## Begin Exercise input
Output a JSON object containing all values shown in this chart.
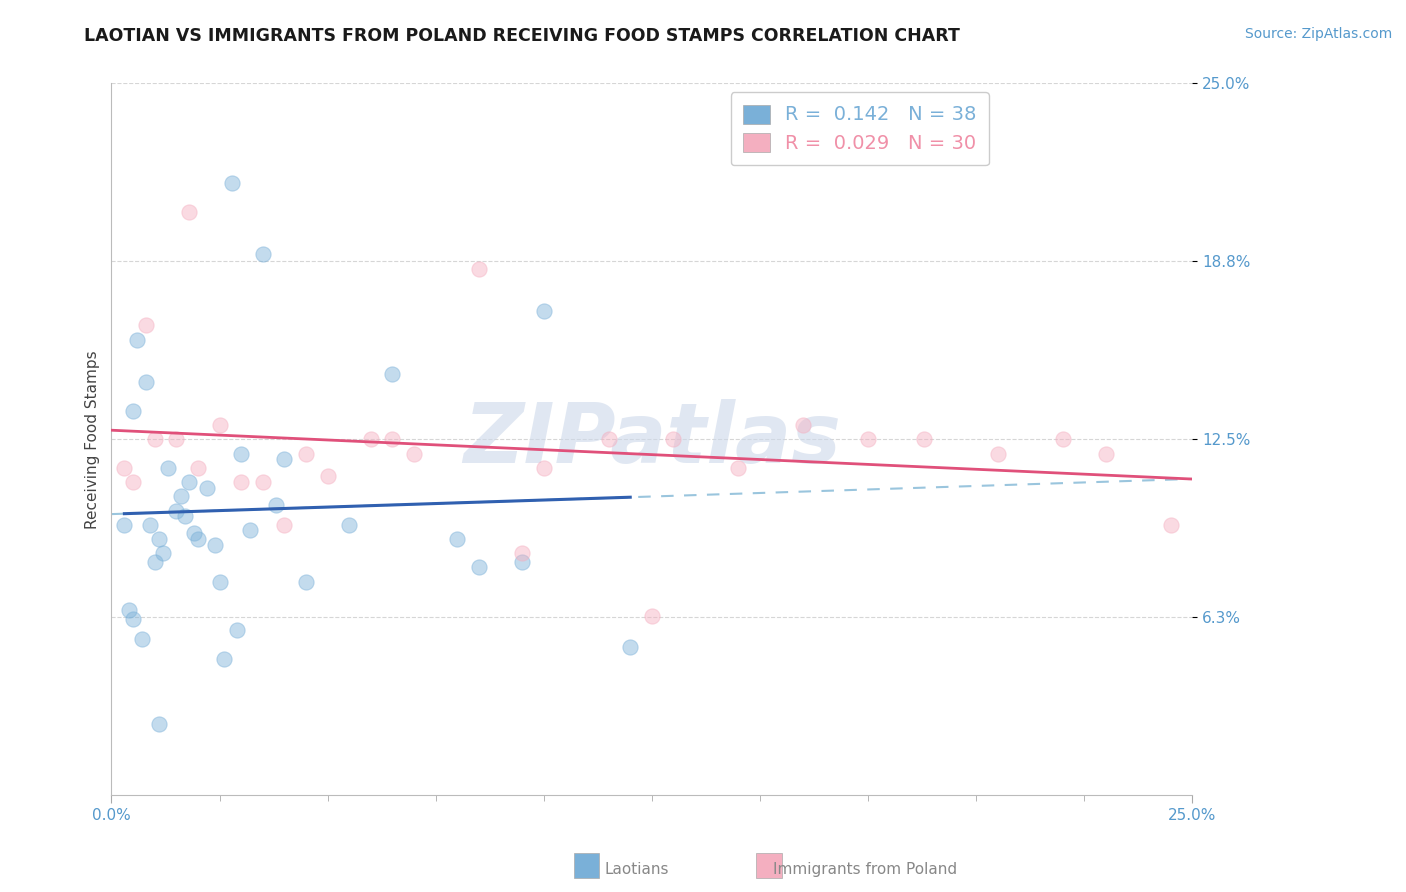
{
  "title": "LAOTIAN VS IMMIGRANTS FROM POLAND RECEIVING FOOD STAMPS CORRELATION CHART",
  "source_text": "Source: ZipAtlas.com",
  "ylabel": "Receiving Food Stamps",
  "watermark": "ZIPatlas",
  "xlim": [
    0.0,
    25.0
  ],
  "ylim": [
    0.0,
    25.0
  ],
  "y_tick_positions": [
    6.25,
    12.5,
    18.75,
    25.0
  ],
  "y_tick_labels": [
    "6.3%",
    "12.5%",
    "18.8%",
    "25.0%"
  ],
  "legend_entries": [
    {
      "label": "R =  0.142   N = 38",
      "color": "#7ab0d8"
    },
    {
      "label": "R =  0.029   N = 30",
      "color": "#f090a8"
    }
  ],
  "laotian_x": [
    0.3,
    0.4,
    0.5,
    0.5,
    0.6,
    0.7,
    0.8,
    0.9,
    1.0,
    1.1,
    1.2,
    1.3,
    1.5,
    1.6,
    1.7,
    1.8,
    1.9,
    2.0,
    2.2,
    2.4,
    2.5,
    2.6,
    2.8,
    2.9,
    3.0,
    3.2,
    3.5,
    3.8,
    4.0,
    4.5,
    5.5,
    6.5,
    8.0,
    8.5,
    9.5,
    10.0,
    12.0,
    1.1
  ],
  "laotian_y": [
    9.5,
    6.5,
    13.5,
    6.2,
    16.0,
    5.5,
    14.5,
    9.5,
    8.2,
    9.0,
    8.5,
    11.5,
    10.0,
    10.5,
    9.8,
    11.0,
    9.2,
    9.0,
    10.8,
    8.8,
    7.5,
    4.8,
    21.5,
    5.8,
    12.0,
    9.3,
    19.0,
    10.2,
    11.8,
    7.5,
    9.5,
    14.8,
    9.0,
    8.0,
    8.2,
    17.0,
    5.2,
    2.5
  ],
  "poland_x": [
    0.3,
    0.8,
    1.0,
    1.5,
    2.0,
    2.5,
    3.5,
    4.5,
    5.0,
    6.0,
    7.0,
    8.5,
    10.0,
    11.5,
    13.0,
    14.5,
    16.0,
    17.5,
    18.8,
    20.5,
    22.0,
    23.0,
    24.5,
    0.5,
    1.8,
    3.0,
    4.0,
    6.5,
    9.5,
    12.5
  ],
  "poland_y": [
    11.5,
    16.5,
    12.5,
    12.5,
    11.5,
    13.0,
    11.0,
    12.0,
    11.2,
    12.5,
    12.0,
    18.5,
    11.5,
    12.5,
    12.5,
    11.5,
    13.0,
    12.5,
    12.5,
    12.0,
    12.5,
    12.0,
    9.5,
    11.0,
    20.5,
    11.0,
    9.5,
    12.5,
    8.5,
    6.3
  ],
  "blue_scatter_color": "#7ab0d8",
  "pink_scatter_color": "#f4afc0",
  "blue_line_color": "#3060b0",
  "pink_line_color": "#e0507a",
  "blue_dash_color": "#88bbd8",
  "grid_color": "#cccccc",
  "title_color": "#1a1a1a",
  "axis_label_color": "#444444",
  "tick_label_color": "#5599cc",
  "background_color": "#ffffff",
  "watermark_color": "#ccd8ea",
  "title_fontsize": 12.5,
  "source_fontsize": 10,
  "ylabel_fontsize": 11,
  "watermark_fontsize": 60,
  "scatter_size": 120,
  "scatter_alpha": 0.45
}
## End Exercise input
> **Requirement**: Reproduce all of the data exactly; the pictures do not belong in the copy.

> **Correct output**:
Output a JSON object containing all values shown in this chart.
{
  "title": "LAOTIAN VS IMMIGRANTS FROM POLAND RECEIVING FOOD STAMPS CORRELATION CHART",
  "source_text": "Source: ZipAtlas.com",
  "ylabel": "Receiving Food Stamps",
  "watermark": "ZIPatlas",
  "xlim": [
    0.0,
    25.0
  ],
  "ylim": [
    0.0,
    25.0
  ],
  "y_tick_positions": [
    6.25,
    12.5,
    18.75,
    25.0
  ],
  "y_tick_labels": [
    "6.3%",
    "12.5%",
    "18.8%",
    "25.0%"
  ],
  "legend_entries": [
    {
      "label": "R =  0.142   N = 38",
      "color": "#7ab0d8"
    },
    {
      "label": "R =  0.029   N = 30",
      "color": "#f090a8"
    }
  ],
  "laotian_x": [
    0.3,
    0.4,
    0.5,
    0.5,
    0.6,
    0.7,
    0.8,
    0.9,
    1.0,
    1.1,
    1.2,
    1.3,
    1.5,
    1.6,
    1.7,
    1.8,
    1.9,
    2.0,
    2.2,
    2.4,
    2.5,
    2.6,
    2.8,
    2.9,
    3.0,
    3.2,
    3.5,
    3.8,
    4.0,
    4.5,
    5.5,
    6.5,
    8.0,
    8.5,
    9.5,
    10.0,
    12.0,
    1.1
  ],
  "laotian_y": [
    9.5,
    6.5,
    13.5,
    6.2,
    16.0,
    5.5,
    14.5,
    9.5,
    8.2,
    9.0,
    8.5,
    11.5,
    10.0,
    10.5,
    9.8,
    11.0,
    9.2,
    9.0,
    10.8,
    8.8,
    7.5,
    4.8,
    21.5,
    5.8,
    12.0,
    9.3,
    19.0,
    10.2,
    11.8,
    7.5,
    9.5,
    14.8,
    9.0,
    8.0,
    8.2,
    17.0,
    5.2,
    2.5
  ],
  "poland_x": [
    0.3,
    0.8,
    1.0,
    1.5,
    2.0,
    2.5,
    3.5,
    4.5,
    5.0,
    6.0,
    7.0,
    8.5,
    10.0,
    11.5,
    13.0,
    14.5,
    16.0,
    17.5,
    18.8,
    20.5,
    22.0,
    23.0,
    24.5,
    0.5,
    1.8,
    3.0,
    4.0,
    6.5,
    9.5,
    12.5
  ],
  "poland_y": [
    11.5,
    16.5,
    12.5,
    12.5,
    11.5,
    13.0,
    11.0,
    12.0,
    11.2,
    12.5,
    12.0,
    18.5,
    11.5,
    12.5,
    12.5,
    11.5,
    13.0,
    12.5,
    12.5,
    12.0,
    12.5,
    12.0,
    9.5,
    11.0,
    20.5,
    11.0,
    9.5,
    12.5,
    8.5,
    6.3
  ],
  "blue_scatter_color": "#7ab0d8",
  "pink_scatter_color": "#f4afc0",
  "blue_line_color": "#3060b0",
  "pink_line_color": "#e0507a",
  "blue_dash_color": "#88bbd8",
  "grid_color": "#cccccc",
  "title_color": "#1a1a1a",
  "axis_label_color": "#444444",
  "tick_label_color": "#5599cc",
  "background_color": "#ffffff",
  "watermark_color": "#ccd8ea",
  "title_fontsize": 12.5,
  "source_fontsize": 10,
  "ylabel_fontsize": 11,
  "watermark_fontsize": 60,
  "scatter_size": 120,
  "scatter_alpha": 0.45
}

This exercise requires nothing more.